(Saved entries)

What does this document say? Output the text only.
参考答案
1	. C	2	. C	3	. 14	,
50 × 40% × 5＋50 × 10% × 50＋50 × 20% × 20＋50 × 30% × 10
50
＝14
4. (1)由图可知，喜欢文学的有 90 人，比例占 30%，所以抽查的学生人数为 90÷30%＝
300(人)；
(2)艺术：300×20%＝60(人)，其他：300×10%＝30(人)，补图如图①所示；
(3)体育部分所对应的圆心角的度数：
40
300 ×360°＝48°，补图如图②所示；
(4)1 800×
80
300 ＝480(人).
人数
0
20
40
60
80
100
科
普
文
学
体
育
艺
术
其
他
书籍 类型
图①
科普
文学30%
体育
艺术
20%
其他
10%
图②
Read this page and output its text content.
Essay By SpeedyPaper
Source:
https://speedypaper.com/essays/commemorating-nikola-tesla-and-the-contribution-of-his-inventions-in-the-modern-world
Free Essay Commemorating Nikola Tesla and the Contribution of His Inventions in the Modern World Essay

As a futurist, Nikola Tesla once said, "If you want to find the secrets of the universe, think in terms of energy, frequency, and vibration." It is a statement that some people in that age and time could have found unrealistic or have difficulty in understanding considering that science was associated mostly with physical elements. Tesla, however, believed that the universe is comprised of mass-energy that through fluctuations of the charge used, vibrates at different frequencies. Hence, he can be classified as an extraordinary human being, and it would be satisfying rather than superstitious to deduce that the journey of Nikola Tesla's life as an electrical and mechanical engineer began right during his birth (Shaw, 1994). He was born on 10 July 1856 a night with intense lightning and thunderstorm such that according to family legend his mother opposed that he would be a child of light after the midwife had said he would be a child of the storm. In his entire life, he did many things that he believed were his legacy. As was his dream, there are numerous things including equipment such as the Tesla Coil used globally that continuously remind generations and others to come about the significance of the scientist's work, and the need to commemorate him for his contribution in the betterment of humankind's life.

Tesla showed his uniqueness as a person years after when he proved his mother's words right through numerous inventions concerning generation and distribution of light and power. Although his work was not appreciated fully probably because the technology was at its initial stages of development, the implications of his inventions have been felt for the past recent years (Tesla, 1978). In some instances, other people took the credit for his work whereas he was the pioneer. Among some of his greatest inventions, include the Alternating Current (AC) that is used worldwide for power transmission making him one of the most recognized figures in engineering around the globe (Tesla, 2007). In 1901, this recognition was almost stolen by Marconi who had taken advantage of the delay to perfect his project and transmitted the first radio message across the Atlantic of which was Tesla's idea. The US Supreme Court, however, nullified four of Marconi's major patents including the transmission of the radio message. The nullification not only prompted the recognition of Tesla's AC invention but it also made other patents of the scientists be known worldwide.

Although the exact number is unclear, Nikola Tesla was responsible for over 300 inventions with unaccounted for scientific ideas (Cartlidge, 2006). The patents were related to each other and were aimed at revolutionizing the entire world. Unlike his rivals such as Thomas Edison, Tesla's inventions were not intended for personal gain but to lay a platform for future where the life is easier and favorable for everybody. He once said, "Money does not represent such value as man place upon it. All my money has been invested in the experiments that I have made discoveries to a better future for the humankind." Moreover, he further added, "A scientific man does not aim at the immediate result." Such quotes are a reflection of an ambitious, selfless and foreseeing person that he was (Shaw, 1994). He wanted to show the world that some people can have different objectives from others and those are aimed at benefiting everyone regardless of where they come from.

**Task:** Copy each line above where the string "text" occurs.

**Response to the exercise:**
What does this document say? Output the text only.
Read this page and output its text content.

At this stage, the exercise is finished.